* BEGIN *
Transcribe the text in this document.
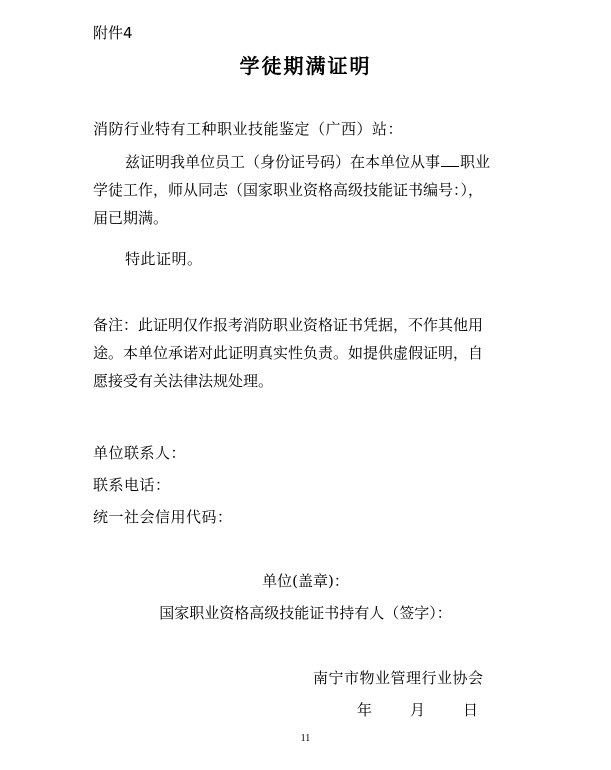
附件4
学徒期满证明
消防行业特有工种职业技能鉴定（广西）站：
兹证明我单位员工（身份证号码）在本单位从事 职业
学徒工作，师从同志（国家职业资格高级技能证书编号：），
届已期满。
特此证明。
备注：此证明仅作报考消防职业资格证书凭据，不作其他用
途。本单位承诺对此证明真实性负责。如提供虚假证明，自
愿接受有关法律法规处理。
单位联系人：
联系电话：
统一社会信用代码：
单位(盖章)：
国家职业资格高级技能证书持有人（签字）：
南宁市物业管理行业协会
年 月 日
11
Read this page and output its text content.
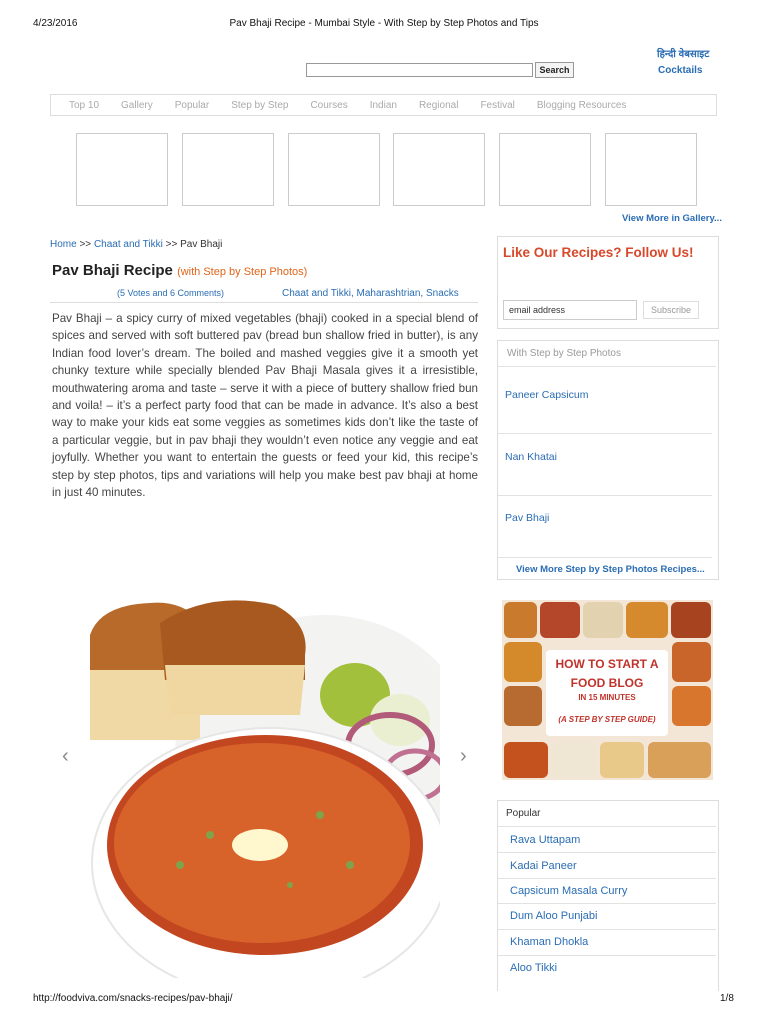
4/23/2016	Pav Bhaji Recipe - Mumbai Style - With Step by Step Photos and Tips
Search
हिन्दी वेबसाइट
Cocktails
Top 10 Gallery Popular Step by Step Courses Indian Regional Festival Blogging Resources
View More in Gallery...
Home >> Chaat and Tikki >> Pav Bhaji
Pav Bhaji Recipe (with Step by Step Photos)
(5 Votes and 6 Comments)	Chaat and Tikki, Maharashtrian, Snacks
Pav Bhaji – a spicy curry of mixed vegetables (bhaji) cooked in a special blend of spices and served with soft buttered pav (bread bun shallow fried in butter), is any Indian food lover’s dream. The boiled and mashed veggies give it a smooth yet chunky texture while specially blended Pav Bhaji Masala gives it a irresistible, mouthwatering aroma and taste – serve it with a piece of buttery shallow fried bun and voila! – it’s a perfect party food that can be made in advance. It’s also a best way to make your kids eat some veggies as sometimes kids don’t like the taste of a particular veggie, but in pav bhaji they wouldn’t even notice any veggie and eat joyfully. Whether you want to entertain the guests or feed your kid, this recipe’s step by step photos, tips and variations will help you make best pav bhaji at home in just 40 minutes.
‹	›
Like Our Recipes? Follow Us!
email address	Subscribe
With Step by Step Photos
Paneer Capsicum
Nan Khatai
Pav Bhaji
View More Step by Step Photos Recipes...
HOW TO START A
FOOD BLOG
IN 15 MINUTES
(A STEP BY STEP GUIDE)
Popular
Rava Uttapam
Kadai Paneer
Capsicum Masala Curry
Dum Aloo Punjabi
Khaman Dhokla
Aloo Tikki
http://foodviva.com/snacks-recipes/pav-bhaji/	1/8
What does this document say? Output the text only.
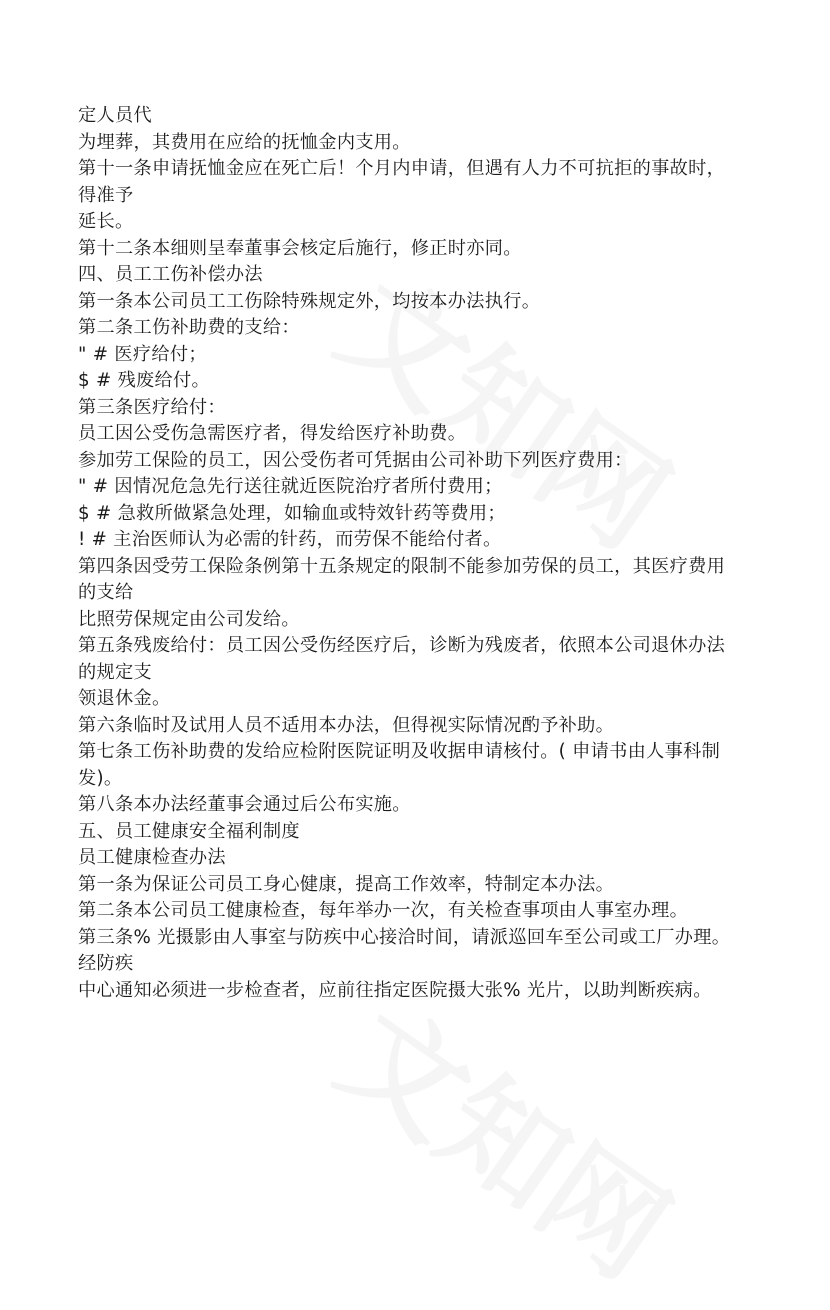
定人员代
为埋葬，其费用在应给的抚恤金内支用。
第十一条申请抚恤金应在死亡后！个月内申请，但遇有人力不可抗拒的事故时，
得准予
延长。
第十二条本细则呈奉董事会核定后施行，修正时亦同。
四、员工工伤补偿办法
第一条本公司员工工伤除特殊规定外，均按本办法执行。
第二条工伤补助费的支给：
" # 医疗给付；
$ # 残废给付。
第三条医疗给付：
员工因公受伤急需医疗者，得发给医疗补助费。
参加劳工保险的员工，因公受伤者可凭据由公司补助下列医疗费用：
" # 因情况危急先行送往就近医院治疗者所付费用；
$ # 急救所做紧急处理，如输血或特效针药等费用；
! # 主治医师认为必需的针药，而劳保不能给付者。
第四条因受劳工保险条例第十五条规定的限制不能参加劳保的员工，其医疗费用
的支给
比照劳保规定由公司发给。
第五条残废给付：员工因公受伤经医疗后，诊断为残废者，依照本公司退休办法
的规定支
领退休金。
第六条临时及试用人员不适用本办法，但得视实际情况酌予补助。
第七条工伤补助费的发给应检附医院证明及收据申请核付。( 申请书由人事科制
发)。
第八条本办法经董事会通过后公布实施。
五、员工健康安全福利制度
员工健康检查办法
第一条为保证公司员工身心健康，提高工作效率，特制定本办法。
第二条本公司员工健康检查，每年举办一次，有关检查事项由人事室办理。
第三条% 光摄影由人事室与防疾中心接洽时间，请派巡回车至公司或工厂办理。
经防疾
中心通知必须进一步检查者，应前往指定医院摄大张% 光片，以助判断疾病。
* END *
Transcribe the listing above verbatim. Omit the pictures.

Solution for this task -
Transcribe the text in this document.
附件4
学徒期满证明
消防行业特有工种职业技能鉴定（广西）站：
兹证明我单位员工（身份证号码）在本单位从事 职业
学徒工作，师从同志（国家职业资格高级技能证书编号：），
届已期满。
特此证明。
备注：此证明仅作报考消防职业资格证书凭据，不作其他用
途。本单位承诺对此证明真实性负责。如提供虚假证明，自
愿接受有关法律法规处理。
单位联系人：
联系电话：
统一社会信用代码：
单位(盖章)：
国家职业资格高级技能证书持有人（签字）：
南宁市物业管理行业协会
年 月 日
11
Read this page and output its text content.
4/23/2016	Pav Bhaji Recipe - Mumbai Style - With Step by Step Photos and Tips
Search
हिन्दी वेबसाइट
Cocktails
Top 10 Gallery Popular Step by Step Courses Indian Regional Festival Blogging Resources
View More in Gallery...
Home >> Chaat and Tikki >> Pav Bhaji
Pav Bhaji Recipe (with Step by Step Photos)
(5 Votes and 6 Comments)	Chaat and Tikki, Maharashtrian, Snacks
Pav Bhaji – a spicy curry of mixed vegetables (bhaji) cooked in a special blend of spices and served with soft buttered pav (bread bun shallow fried in butter), is any Indian food lover’s dream. The boiled and mashed veggies give it a smooth yet chunky texture while specially blended Pav Bhaji Masala gives it a irresistible, mouthwatering aroma and taste – serve it with a piece of buttery shallow fried bun and voila! – it’s a perfect party food that can be made in advance. It’s also a best way to make your kids eat some veggies as sometimes kids don’t like the taste of a particular veggie, but in pav bhaji they wouldn’t even notice any veggie and eat joyfully. Whether you want to entertain the guests or feed your kid, this recipe’s step by step photos, tips and variations will help you make best pav bhaji at home in just 40 minutes.
‹	›
Like Our Recipes? Follow Us!
email address	Subscribe
With Step by Step Photos
Paneer Capsicum
Nan Khatai
Pav Bhaji
View More Step by Step Photos Recipes...
HOW TO START A
FOOD BLOG
IN 15 MINUTES
(A STEP BY STEP GUIDE)
Popular
Rava Uttapam
Kadai Paneer
Capsicum Masala Curry
Dum Aloo Punjabi
Khaman Dhokla
Aloo Tikki
http://foodviva.com/snacks-recipes/pav-bhaji/	1/8
What does this document say? Output the text only.
定人员代
为埋葬，其费用在应给的抚恤金内支用。
第十一条申请抚恤金应在死亡后！个月内申请，但遇有人力不可抗拒的事故时，
得准予
延长。
第十二条本细则呈奉董事会核定后施行，修正时亦同。
四、员工工伤补偿办法
第一条本公司员工工伤除特殊规定外，均按本办法执行。
第二条工伤补助费的支给：
" # 医疗给付；
$ # 残废给付。
第三条医疗给付：
员工因公受伤急需医疗者，得发给医疗补助费。
参加劳工保险的员工，因公受伤者可凭据由公司补助下列医疗费用：
" # 因情况危急先行送往就近医院治疗者所付费用；
$ # 急救所做紧急处理，如输血或特效针药等费用；
! # 主治医师认为必需的针药，而劳保不能给付者。
第四条因受劳工保险条例第十五条规定的限制不能参加劳保的员工，其医疗费用
的支给
比照劳保规定由公司发给。
第五条残废给付：员工因公受伤经医疗后，诊断为残废者，依照本公司退休办法
的规定支
领退休金。
第六条临时及试用人员不适用本办法，但得视实际情况酌予补助。
第七条工伤补助费的发给应检附医院证明及收据申请核付。( 申请书由人事科制
发)。
第八条本办法经董事会通过后公布实施。
五、员工健康安全福利制度
员工健康检查办法
第一条为保证公司员工身心健康，提高工作效率，特制定本办法。
第二条本公司员工健康检查，每年举办一次，有关检查事项由人事室办理。
第三条% 光摄影由人事室与防疾中心接洽时间，请派巡回车至公司或工厂办理。
经防疾
中心通知必须进一步检查者，应前往指定医院摄大张% 光片，以助判断疾病。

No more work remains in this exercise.